■ **WHAT TO WORK ON**
Every line that holds the string "columns" is to be identified and copied.
═════ SOURCE RECORDS ═════
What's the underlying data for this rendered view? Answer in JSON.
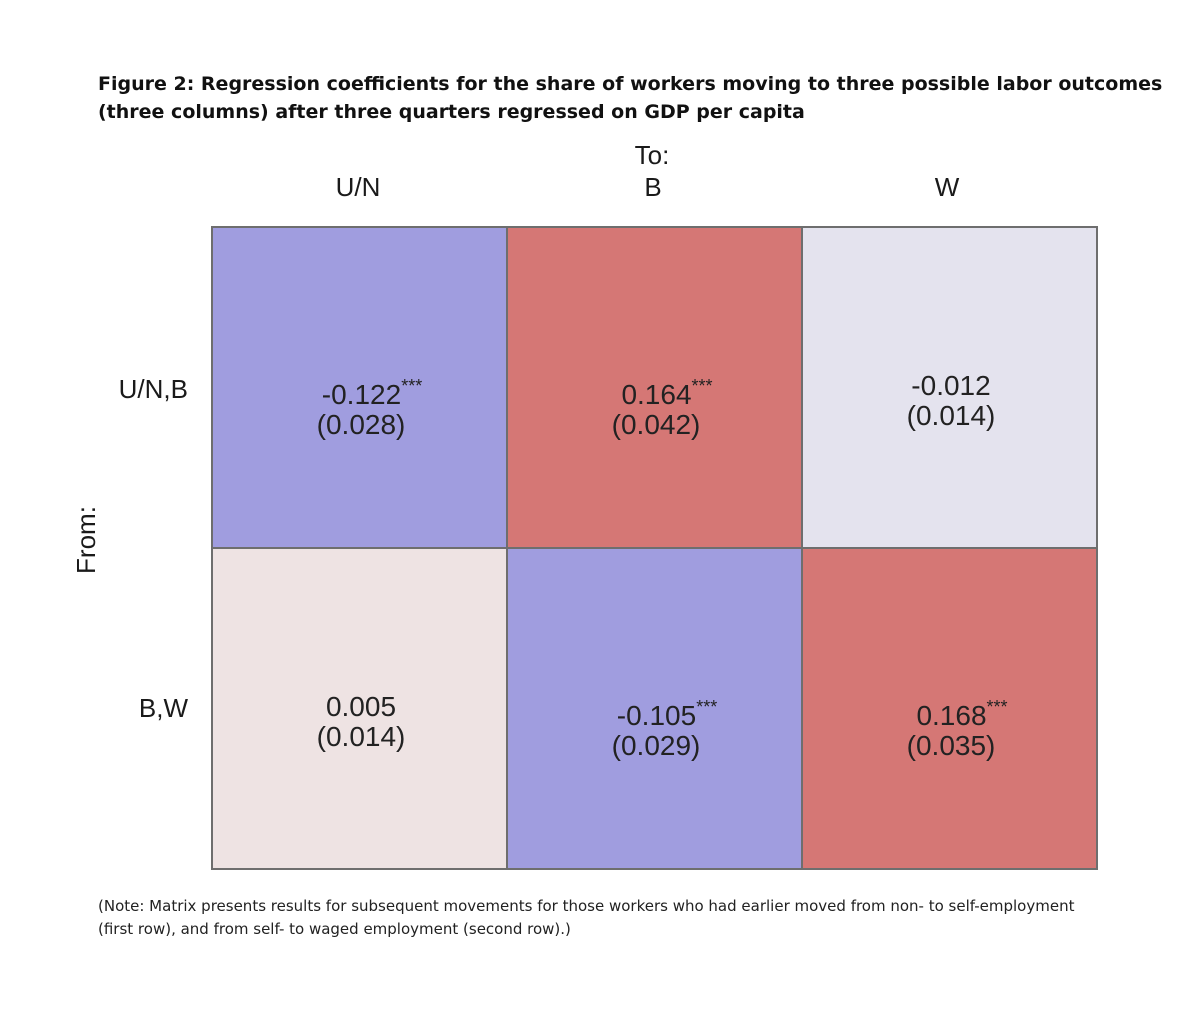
{
  "title_lines": [
    "Figure 2: Regression coefficients for the share of workers moving to three possible labor outcomes",
    "(three columns) after three quarters regressed on GDP per capita"
  ],
  "chart_data": {
    "type": "heatmap",
    "x_axis_title": "To:",
    "y_axis_title": "From:",
    "columns": [
      "U/N",
      "B",
      "W"
    ],
    "rows": [
      "U/N,B",
      "B,W"
    ],
    "values": [
      [
        -0.122,
        0.164,
        -0.012
      ],
      [
        0.005,
        -0.105,
        0.168
      ]
    ],
    "cells": [
      [
        {
          "coef": "-0.122",
          "stars": "***",
          "se": "(0.028)"
        },
        {
          "coef": "0.164",
          "stars": "***",
          "se": "(0.042)"
        },
        {
          "coef": "-0.012",
          "stars": "",
          "se": "(0.014)"
        }
      ],
      [
        {
          "coef": "0.005",
          "stars": "",
          "se": "(0.014)"
        },
        {
          "coef": "-0.105",
          "stars": "***",
          "se": "(0.029)"
        },
        {
          "coef": "0.168",
          "stars": "***",
          "se": "(0.035)"
        }
      ]
    ],
    "colors": {
      "negative_strong": "#a09ddf",
      "negative_weak": "#e4e3ee",
      "positive_strong": "#d57775",
      "positive_weak": "#eee3e3"
    }
  },
  "note_lines": [
    "(Note: Matrix presents results for subsequent movements for those workers who had earlier moved from non- to self-employment",
    "(first row), and from self- to waged employment (second row).)"
  ]
}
═════
■ **ANSWER TO THIS EXERCISE**
    "(three columns) after three quarters regressed on GDP per capita"
    "columns": [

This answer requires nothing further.